▸ Lines of data:

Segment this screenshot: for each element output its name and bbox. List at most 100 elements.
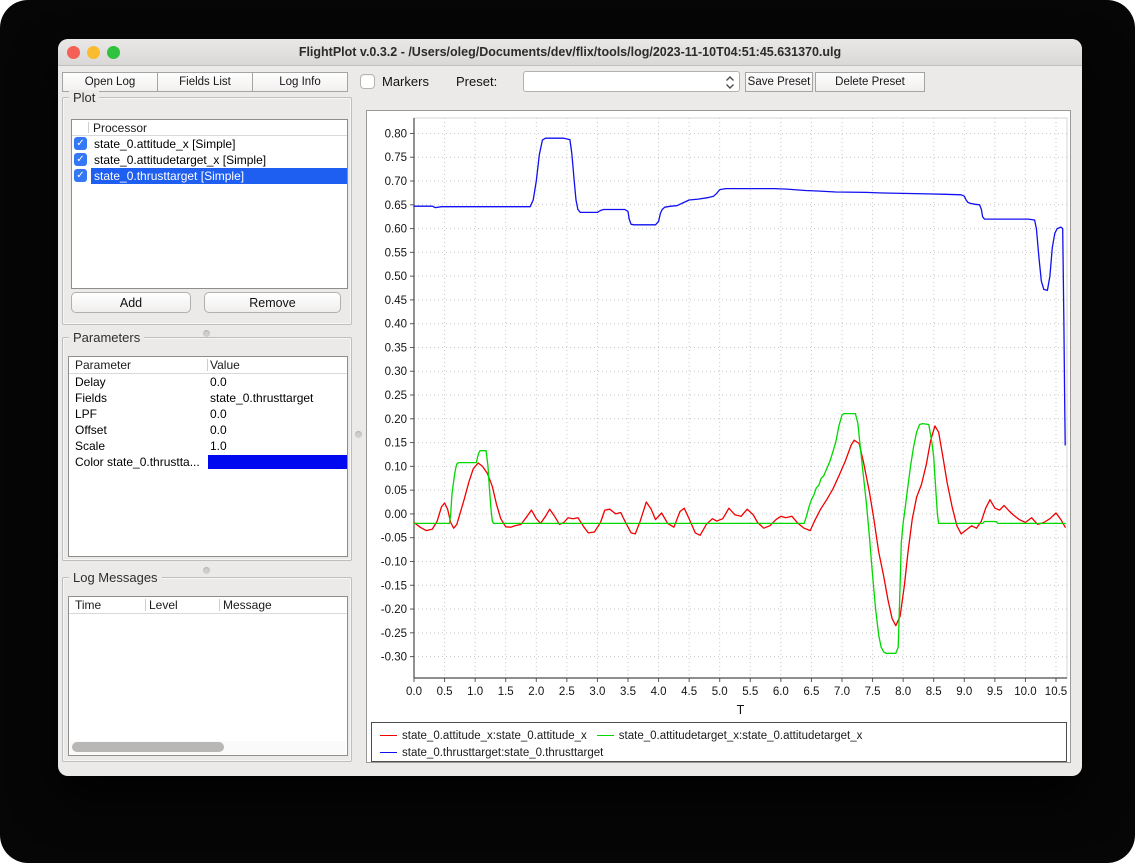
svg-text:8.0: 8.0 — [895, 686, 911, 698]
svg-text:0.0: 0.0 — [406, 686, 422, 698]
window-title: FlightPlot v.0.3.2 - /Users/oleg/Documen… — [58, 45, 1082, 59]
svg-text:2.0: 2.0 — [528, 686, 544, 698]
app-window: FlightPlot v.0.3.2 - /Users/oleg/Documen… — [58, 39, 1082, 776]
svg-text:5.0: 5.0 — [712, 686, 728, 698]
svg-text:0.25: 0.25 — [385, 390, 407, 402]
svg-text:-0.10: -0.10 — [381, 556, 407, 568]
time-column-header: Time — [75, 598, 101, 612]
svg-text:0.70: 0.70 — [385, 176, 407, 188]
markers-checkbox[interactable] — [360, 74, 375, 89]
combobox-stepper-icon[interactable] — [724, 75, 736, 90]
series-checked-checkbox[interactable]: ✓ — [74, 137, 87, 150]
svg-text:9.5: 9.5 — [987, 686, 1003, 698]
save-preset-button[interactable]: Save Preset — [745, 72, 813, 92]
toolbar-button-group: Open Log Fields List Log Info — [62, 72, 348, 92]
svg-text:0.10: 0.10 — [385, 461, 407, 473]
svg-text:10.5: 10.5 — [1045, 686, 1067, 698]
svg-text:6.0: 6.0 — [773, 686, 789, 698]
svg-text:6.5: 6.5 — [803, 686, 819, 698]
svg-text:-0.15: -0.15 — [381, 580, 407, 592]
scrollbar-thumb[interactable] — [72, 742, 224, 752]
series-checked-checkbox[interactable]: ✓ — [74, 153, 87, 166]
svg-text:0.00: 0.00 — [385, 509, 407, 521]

▸ THE EXERCISE:
Reproduce the lines of the material verbatim, starting at the line that contains "svg-text:8.0: 8.0 — [895, 686, 911, 698]" and ending at the line that contains "app-window: FlightPlot v.0.3.2", with both of those lines included.

▸ RESULT FOR THIS TASK:
svg-text:8.0: 8.0 — [895, 686, 911, 698]
svg-text:0.0: 0.0 — [406, 686, 422, 698]
window-title: FlightPlot v.0.3.2 - /Users/oleg/Documen… — [58, 45, 1082, 59]
svg-text:2.0: 2.0 — [528, 686, 544, 698]
app-window: FlightPlot v.0.3.2 - /Users/oleg/Documen… — [58, 39, 1082, 776]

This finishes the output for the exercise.